# [DIRECTIVE]
Scan the data for "color" and copy the lines it appears in.

# [RECORD EXTRACTS]
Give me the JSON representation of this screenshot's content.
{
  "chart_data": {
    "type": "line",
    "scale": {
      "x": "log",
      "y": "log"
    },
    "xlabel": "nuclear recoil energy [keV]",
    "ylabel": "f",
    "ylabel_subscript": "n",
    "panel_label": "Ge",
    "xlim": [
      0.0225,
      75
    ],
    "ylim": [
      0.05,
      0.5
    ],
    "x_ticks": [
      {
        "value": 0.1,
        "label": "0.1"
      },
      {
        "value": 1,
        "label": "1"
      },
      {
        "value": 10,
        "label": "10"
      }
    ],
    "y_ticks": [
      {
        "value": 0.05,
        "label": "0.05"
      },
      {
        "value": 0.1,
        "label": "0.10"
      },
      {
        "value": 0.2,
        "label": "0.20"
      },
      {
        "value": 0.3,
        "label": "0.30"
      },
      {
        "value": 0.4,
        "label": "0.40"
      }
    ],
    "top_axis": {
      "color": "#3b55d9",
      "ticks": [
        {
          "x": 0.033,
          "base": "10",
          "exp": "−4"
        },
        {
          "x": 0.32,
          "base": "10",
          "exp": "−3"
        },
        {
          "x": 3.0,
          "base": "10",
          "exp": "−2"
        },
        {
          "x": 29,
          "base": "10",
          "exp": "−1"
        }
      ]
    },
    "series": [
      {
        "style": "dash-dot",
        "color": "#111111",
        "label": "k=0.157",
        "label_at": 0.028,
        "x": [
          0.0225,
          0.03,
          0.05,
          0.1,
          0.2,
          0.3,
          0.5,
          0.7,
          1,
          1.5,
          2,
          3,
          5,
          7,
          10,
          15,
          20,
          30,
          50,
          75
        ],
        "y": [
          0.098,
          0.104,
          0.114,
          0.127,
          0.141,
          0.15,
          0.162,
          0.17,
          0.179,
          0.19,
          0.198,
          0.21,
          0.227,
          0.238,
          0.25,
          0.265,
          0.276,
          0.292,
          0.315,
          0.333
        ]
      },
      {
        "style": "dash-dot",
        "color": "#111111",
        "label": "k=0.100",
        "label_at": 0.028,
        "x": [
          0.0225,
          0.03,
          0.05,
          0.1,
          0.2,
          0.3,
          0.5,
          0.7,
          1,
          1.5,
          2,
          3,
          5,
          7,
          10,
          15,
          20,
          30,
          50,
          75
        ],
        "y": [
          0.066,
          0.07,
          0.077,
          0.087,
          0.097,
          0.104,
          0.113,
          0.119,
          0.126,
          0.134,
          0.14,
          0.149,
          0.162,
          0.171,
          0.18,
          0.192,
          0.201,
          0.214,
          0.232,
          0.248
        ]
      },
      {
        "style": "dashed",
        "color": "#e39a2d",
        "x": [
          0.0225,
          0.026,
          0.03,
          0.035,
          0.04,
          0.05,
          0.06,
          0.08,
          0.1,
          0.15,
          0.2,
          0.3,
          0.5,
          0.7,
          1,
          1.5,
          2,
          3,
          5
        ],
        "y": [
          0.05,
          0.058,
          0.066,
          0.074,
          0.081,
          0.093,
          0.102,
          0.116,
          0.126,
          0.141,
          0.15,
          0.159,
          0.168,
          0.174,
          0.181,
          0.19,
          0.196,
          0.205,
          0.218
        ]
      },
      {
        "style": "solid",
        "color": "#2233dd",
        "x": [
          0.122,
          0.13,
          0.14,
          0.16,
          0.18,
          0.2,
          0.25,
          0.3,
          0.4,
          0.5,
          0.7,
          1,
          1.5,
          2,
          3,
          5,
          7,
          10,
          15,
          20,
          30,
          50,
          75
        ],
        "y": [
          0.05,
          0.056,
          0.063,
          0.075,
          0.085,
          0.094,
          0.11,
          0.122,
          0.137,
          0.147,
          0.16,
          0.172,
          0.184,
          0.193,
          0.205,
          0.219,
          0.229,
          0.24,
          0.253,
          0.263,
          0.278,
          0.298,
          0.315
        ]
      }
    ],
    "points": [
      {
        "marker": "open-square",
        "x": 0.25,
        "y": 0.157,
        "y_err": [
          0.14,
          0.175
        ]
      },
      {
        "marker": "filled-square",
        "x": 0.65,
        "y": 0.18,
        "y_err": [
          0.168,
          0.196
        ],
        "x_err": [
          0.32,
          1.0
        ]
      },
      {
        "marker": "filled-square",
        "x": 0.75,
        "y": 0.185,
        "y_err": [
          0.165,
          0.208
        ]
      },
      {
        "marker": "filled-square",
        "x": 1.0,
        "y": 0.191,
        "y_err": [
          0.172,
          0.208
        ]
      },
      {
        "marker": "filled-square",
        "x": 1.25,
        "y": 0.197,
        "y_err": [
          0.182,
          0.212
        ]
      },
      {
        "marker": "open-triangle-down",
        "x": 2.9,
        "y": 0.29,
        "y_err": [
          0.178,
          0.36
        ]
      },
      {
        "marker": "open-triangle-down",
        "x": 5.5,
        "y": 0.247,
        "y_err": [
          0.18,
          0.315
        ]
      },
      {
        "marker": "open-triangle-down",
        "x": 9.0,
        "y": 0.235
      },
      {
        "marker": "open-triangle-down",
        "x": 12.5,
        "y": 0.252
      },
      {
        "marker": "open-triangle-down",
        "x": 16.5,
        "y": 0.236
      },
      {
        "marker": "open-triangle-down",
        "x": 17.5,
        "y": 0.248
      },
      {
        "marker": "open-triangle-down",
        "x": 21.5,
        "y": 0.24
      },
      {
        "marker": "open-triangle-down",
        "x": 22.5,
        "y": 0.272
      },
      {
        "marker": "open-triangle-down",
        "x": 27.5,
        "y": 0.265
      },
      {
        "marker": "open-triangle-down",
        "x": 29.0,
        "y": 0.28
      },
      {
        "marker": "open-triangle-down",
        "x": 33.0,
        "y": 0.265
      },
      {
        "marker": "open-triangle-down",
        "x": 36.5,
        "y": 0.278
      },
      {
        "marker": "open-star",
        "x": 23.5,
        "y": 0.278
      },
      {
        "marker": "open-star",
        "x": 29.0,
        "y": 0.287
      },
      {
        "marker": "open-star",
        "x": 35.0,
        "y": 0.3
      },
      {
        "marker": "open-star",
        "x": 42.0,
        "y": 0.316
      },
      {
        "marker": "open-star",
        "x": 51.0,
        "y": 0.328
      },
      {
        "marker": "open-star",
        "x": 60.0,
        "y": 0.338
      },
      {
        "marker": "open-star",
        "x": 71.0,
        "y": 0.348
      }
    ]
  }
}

# [OUTPUT FOR THIS EXERCISE]
      "color": "#3b55d9",
        "color": "#111111",
        "color": "#111111",
        "color": "#e39a2d",
        "color": "#2233dd",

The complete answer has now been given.